Source document ▸
--------

When Rama is 16 years old, sage Vishwamitra comes to the court of Dasharatha in search of help against demons who were disturbing sacrificial rites. He chooses Rama, who is followed by Lakshmana, his constant companion throughout the story. Rama and Lakshmana receive instructions and supernatural weapons from Vishwamitra and proceed to destroy the demons. Janaka was the king of Mithila.
One day, a female child was found in the field by the king in the deep furrow dug by his plough. Overwhelmed with joy, the king regarded the child as a "miraculous gift of god". The child was named Sita, the Sanskrit word for furrow. Sita grew up to be a girl of unparalleled beauty and charm.
The king had decided that who ever could lift and wield the heavy bow, presented to his ancestors by Shiva , could marry Sita. Sage Vishwamitra takes Rama and Lakshmana to Mithila to show the bow. Then Rama desires to lift it and goes on to wield the bow and when he draws the string, it breaks.
The weddings are celebrated with great festivity in Mithila and the marriage party returns to Ayodhya. After Rama and Sita have been married for twelve years, an elderly Dasharatha expresses his desire to crown Rama, to which the Kosala assembly and his subjects express their support. On the eve of the great event, Kaikeyi — her jealousy aroused by Manthara , a wicked maidservant — claims two boons that Dasharatha had long ago granted her. Kaikeyi demands Rama to be exiled into the wilderness for fourteen years, while the succession passes to her son Bharata.
The heartbroken king, constrained by his rigid devotion to his given word, accedes to Kaikeyi's demands. Rama accepts his father's reluctant decree with absolute submission and calm self-control which characterises him throughout the story. He is joined by Sita and Lakshmana. When he asks Sita not to follow him, she says, "the forest where you dwell is Ayodhya for me and Ayodhya without you is a veritable hell for me. Meanwhile, Bharata who was on a visit to his maternal uncle, learns about the events in Ayodhya.

--------

Data supplied ▸
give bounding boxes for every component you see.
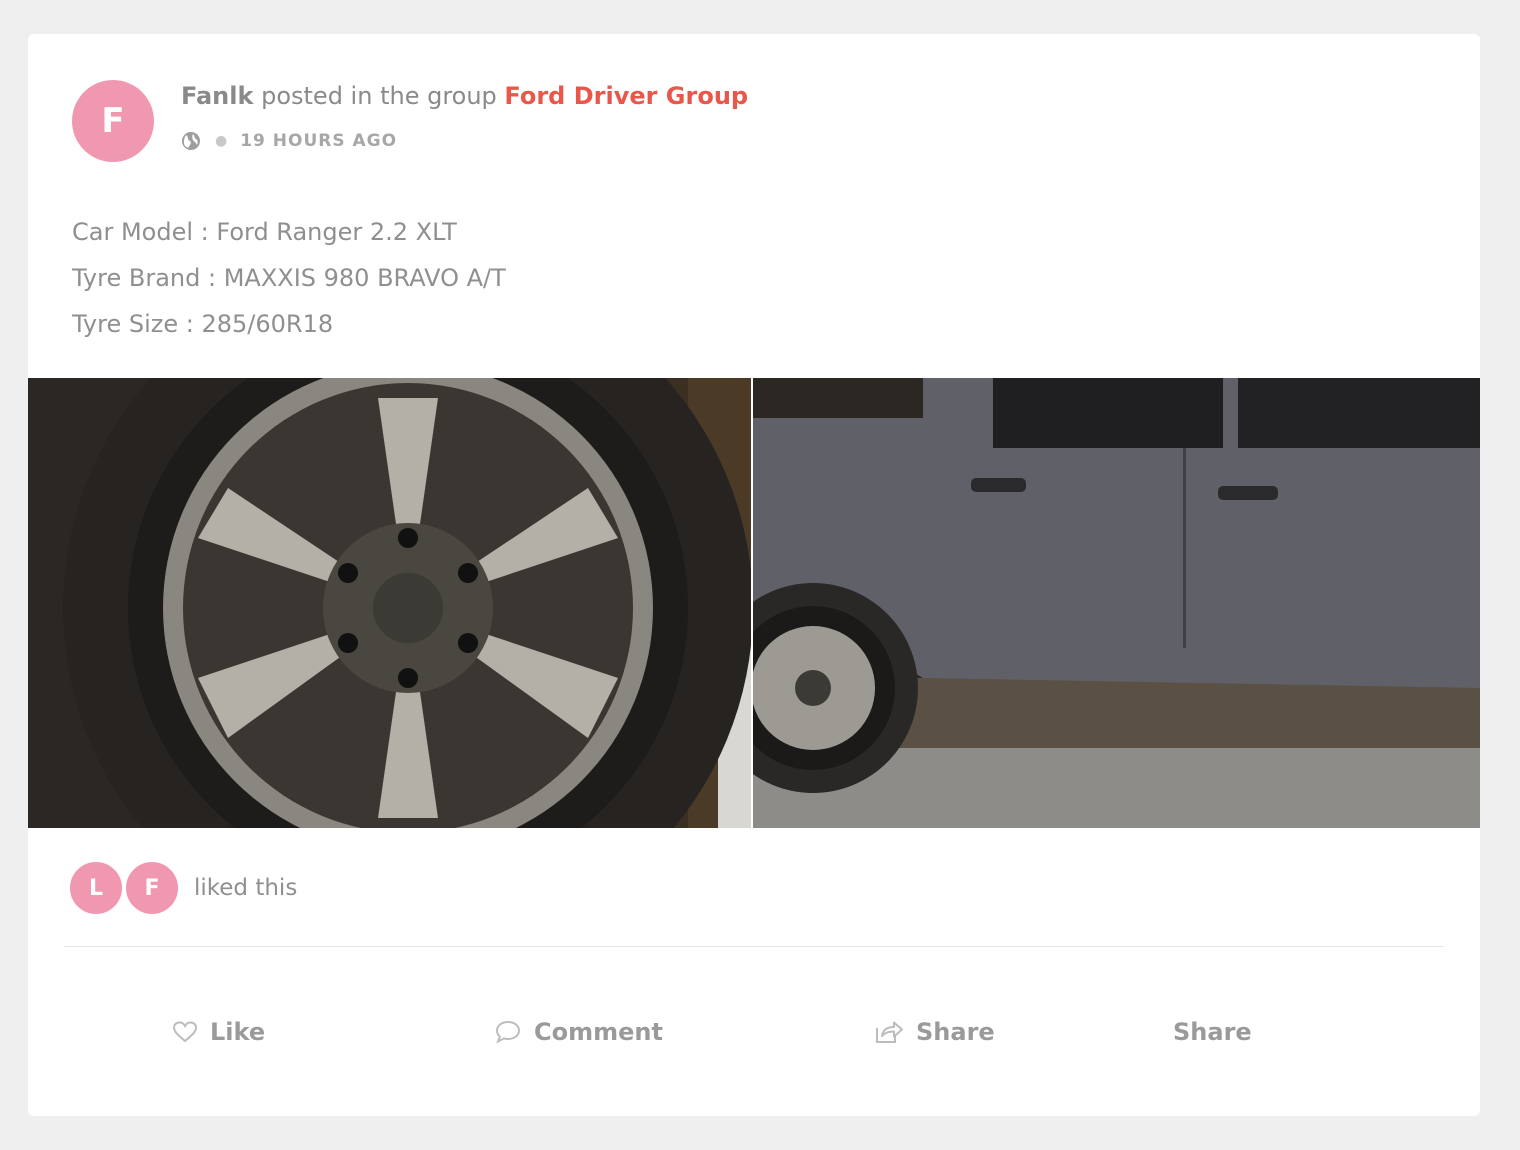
comment-button[interactable]: Comment [494,1010,663,1054]
author-name-link[interactable]: Fanlk [181,82,253,110]
post-card: F Fanlk posted in the group Ford Driver … [28,34,1480,1116]
photo-tyre-wheel[interactable] [28,378,751,828]
meta-separator-dot: ● [215,133,229,149]
posted-in-text: posted in the group [253,82,505,110]
post-timestamp[interactable]: 19 HOURS AGO [240,131,397,151]
share-button-secondary[interactable]: Share [1173,1010,1252,1054]
post-body-line: Tyre Size : 285/60R18 [72,310,334,338]
like-label: Like [210,1018,266,1046]
photo-truck-side[interactable] [753,378,1480,828]
share-icon [876,1021,903,1043]
post-body: Car Model : Ford Ranger 2.2 XLT Tyre Bra… [72,209,506,347]
actions-divider [64,946,1444,947]
group-name-link[interactable]: Ford Driver Group [504,82,748,110]
heart-icon [172,1021,198,1043]
author-avatar[interactable]: F [72,80,154,162]
likes-summary: L F liked this [68,860,297,916]
post-header: Fanlk posted in the group Ford Driver Gr… [181,82,748,110]
comment-label: Comment [534,1018,663,1046]
comment-bubble-icon [495,1020,521,1044]
post-actions: Like Comment Share Share [28,1010,1480,1054]
share-label: Share [916,1018,995,1046]
share-button[interactable]: Share [874,1010,995,1054]
liker-avatar[interactable]: F [124,860,180,916]
post-body-line: Car Model : Ford Ranger 2.2 XLT [72,218,457,246]
like-button[interactable]: Like [172,1010,265,1054]
globe-icon[interactable] [181,131,201,151]
share-label: Share [1173,1018,1252,1046]
post-photos [28,378,1480,828]
post-body-line: Tyre Brand : MAXXIS 980 BRAVO A/T [72,264,506,292]
likes-text: liked this [194,875,298,901]
liker-avatar[interactable]: L [68,860,124,916]
post-meta: ● 19 HOURS AGO [181,131,397,151]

--------

Directives ▸
**1.** Answer from the account of Rama and Sita:
(a) How old is Rama when Vishwamitra arrives at Dasharatha's court?
(b) What does the name Sita mean in Sanskrit?
(c) How many years of exile does Kaikeyi demand for Rama?
**2.** Take the account of Rama and Sita further, beginning right after its final sentence.

Results of the exercise ▸
**1.**
(a) He is 16 years old.
(b) It is the Sanskrit word for furrow.
(c) Fourteen years.

**2.**
Bharata refuses to profit from his mother's wicked scheming and visits Rama in the forest.
He requests Rama to return and rule. But Rama, determined to carry out his father's orders to the letter, refuses to return before the period of exile.
However, Bharata carries Rama's sandals and keeps them on the throne, while he rules as Rama's regent. After thirteen years of exile, Rama, Sita and Lakshmana journey southward along the banks of river Godavari , where they build cottages and live off the land. At the Panchavati forest they are visited by a rakshasi named Shurpanakha , sister of Ravana. She tries to seduce the brothers and, after failing, attempts to kill Sita. Lakshmana stops her by cutting off her nose and ears. Hearing of this, her brother Khara organises an attack against the princes.
Rama defeats Khara and his raskshasas. When the news of these events reach Ravana, he resolves to destroy Rama by capturing Sita with the aid of the rakshasa Maricha.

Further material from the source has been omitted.